The problem =
In the entries below, find the line containing "Parse this screenshot: output". Copy it and all lines after it, exactly, through the end.

Source data =
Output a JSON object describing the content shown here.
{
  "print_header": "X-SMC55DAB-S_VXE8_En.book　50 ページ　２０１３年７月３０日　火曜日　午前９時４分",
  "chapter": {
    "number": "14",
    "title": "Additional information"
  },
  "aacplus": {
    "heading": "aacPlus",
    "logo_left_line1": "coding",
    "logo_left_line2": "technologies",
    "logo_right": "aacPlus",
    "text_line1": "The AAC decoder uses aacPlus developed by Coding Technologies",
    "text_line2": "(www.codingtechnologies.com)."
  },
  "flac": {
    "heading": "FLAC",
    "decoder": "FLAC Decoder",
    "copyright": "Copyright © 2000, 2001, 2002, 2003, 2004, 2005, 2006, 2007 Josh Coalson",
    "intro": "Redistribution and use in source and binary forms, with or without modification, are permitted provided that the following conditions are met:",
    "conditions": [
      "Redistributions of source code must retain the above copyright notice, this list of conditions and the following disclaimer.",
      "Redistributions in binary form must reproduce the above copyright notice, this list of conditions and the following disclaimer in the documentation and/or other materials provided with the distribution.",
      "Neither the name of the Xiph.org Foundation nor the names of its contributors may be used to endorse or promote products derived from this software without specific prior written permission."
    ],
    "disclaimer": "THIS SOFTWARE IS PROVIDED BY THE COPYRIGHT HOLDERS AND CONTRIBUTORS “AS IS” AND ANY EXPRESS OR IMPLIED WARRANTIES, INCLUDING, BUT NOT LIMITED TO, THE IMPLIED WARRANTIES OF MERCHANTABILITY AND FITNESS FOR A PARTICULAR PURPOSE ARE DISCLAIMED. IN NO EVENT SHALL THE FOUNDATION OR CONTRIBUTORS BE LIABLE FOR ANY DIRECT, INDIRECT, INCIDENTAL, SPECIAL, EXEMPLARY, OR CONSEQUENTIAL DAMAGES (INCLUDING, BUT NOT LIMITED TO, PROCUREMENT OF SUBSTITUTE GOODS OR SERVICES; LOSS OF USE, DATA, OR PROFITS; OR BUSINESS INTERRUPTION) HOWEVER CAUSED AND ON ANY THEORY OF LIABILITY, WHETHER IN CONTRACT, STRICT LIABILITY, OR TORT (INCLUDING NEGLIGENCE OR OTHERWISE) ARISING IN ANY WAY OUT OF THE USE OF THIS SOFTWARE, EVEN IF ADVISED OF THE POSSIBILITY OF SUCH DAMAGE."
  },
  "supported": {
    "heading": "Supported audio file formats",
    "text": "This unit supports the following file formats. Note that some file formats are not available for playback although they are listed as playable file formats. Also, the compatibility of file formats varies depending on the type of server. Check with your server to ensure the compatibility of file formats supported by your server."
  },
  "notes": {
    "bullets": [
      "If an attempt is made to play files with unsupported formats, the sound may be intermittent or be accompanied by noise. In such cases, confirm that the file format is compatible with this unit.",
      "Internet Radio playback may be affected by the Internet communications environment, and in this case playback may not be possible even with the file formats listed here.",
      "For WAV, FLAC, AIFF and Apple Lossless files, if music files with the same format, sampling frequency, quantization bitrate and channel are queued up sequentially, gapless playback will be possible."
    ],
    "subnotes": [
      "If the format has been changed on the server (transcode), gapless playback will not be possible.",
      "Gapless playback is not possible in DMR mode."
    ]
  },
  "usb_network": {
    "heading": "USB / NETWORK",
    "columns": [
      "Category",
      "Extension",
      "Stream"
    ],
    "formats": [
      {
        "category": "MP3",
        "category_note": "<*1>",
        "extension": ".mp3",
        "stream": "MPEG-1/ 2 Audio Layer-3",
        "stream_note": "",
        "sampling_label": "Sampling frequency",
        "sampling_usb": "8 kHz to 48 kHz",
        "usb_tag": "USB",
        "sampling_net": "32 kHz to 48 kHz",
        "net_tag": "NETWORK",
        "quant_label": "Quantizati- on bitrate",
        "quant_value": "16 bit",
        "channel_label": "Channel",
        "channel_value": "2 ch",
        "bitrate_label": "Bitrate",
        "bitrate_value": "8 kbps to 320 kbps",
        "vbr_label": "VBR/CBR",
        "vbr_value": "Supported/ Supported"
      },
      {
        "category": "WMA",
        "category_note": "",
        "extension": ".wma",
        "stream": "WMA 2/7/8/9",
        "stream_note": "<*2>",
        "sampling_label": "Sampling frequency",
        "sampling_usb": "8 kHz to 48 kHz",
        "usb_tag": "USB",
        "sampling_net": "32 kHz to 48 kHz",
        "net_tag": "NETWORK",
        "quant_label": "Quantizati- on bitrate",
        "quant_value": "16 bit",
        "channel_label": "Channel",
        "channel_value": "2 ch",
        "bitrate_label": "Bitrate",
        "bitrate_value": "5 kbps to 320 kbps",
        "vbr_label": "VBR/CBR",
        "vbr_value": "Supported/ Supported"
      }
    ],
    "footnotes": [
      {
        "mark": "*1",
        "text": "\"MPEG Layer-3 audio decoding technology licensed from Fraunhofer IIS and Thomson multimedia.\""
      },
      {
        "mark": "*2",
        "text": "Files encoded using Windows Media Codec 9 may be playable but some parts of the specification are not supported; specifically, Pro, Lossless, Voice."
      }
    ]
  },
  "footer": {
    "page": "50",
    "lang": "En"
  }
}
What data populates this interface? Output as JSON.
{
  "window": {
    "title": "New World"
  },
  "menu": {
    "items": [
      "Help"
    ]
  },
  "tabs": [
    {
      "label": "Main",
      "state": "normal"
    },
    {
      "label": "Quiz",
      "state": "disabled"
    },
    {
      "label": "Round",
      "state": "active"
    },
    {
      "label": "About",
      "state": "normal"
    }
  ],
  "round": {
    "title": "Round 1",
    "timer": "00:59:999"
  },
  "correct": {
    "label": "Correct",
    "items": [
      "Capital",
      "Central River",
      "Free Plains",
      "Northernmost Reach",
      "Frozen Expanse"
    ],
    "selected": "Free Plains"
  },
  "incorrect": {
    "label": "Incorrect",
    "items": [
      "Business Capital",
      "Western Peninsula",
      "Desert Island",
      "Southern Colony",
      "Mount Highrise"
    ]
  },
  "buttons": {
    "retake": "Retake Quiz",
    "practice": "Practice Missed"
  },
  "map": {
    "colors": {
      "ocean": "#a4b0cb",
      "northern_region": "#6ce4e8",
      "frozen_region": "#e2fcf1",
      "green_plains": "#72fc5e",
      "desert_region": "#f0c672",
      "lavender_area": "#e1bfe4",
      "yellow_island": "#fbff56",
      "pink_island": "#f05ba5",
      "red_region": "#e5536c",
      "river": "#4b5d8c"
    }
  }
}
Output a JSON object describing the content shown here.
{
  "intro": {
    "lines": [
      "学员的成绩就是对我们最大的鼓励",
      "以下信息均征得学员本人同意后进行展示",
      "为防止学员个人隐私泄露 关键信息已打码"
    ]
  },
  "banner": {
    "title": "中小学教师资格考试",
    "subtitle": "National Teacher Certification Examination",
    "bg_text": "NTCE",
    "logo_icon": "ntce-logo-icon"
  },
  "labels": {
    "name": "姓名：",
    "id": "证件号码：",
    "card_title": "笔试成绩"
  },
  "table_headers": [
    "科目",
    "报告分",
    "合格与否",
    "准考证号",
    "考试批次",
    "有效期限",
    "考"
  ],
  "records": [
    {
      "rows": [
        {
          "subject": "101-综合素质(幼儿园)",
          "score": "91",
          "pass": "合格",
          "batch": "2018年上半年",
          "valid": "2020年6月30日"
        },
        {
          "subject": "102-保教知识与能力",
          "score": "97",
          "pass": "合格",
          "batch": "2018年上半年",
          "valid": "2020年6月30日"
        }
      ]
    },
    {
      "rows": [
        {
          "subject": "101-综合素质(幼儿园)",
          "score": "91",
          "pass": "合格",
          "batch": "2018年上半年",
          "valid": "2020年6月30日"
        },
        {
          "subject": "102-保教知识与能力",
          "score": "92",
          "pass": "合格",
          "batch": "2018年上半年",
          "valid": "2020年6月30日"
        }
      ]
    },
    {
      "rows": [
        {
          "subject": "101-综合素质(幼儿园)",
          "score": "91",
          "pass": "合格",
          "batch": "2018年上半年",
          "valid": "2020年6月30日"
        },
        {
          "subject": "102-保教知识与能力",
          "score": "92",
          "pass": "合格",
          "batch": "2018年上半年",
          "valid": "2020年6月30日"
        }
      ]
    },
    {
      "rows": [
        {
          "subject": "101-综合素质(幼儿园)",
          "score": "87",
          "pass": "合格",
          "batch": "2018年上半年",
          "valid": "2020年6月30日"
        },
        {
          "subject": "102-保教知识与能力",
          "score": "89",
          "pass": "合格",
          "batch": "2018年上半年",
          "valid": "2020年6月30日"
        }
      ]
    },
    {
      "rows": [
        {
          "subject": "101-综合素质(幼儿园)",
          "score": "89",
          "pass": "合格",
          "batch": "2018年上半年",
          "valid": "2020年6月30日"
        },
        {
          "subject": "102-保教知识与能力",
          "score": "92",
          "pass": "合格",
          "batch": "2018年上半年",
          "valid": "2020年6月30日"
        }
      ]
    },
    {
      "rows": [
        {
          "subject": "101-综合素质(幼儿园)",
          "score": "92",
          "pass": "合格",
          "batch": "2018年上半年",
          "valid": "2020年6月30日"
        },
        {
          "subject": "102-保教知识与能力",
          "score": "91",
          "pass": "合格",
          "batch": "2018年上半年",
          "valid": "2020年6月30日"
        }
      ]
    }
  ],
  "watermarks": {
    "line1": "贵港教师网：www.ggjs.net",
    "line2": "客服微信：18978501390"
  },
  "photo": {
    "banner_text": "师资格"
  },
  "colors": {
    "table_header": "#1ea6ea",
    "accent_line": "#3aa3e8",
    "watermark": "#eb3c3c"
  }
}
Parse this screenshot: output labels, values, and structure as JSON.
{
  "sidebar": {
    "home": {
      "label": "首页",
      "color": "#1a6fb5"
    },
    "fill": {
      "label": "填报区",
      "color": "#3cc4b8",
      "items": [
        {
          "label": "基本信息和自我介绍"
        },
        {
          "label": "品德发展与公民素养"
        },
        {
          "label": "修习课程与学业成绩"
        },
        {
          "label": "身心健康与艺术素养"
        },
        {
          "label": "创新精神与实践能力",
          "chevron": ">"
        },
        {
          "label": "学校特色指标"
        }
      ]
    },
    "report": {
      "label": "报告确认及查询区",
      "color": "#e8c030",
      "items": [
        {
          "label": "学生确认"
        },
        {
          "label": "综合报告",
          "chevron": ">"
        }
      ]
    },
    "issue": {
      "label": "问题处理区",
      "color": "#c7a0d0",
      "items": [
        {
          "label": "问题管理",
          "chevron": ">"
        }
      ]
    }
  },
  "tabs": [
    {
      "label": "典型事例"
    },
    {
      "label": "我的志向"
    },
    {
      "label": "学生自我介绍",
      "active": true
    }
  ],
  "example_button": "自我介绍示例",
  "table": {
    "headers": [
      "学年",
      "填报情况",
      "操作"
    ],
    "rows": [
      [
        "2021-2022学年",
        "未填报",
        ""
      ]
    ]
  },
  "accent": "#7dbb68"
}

The response =
Parse this screenshot: output labels, values, and structure as JSON.
{
  "sidebar": {
    "home": {
      "label": "首页",
      "color": "#1a6fb5"
    },
    "fill": {
      "label": "填报区",
      "color": "#3cc4b8",
      "items": [
        {
          "label": "基本信息和自我介绍"
        },
        {
          "label": "品德发展与公民素养"
        },
        {
          "label": "修习课程与学业成绩"
        },
        {
          "label": "身心健康与艺术素养"
        },
        {
          "label": "创新精神与实践能力",
          "chevron": ">"
        },
        {
          "label": "学校特色指标"
        }
      ]
    },
    "report": {
      "label": "报告确认及查询区",
      "color": "#e8c030",
      "items": [
        {
          "label": "学生确认"
        },
        {
          "label": "综合报告",
          "chevron": ">"
        }
      ]
    },
    "issue": {
      "label": "问题处理区",
      "color": "#c7a0d0",
      "items": [
        {
          "label": "问题管理",
          "chevron": ">"
        }
      ]
    }
  },
  "tabs": [
    {
      "label": "典型事例"
    },
    {
      "label": "我的志向"
    },
    {
      "label": "学生自我介绍",
      "active": true
    }
  ],
  "example_button": "自我介绍示例",
  "table": {
    "headers": [
      "学年",
      "填报情况",
      "操作"
    ],
    "rows": [
      [
        "2021-2022学年",
        "未填报",
        ""
      ]
    ]
  },
  "accent": "#7dbb68"
}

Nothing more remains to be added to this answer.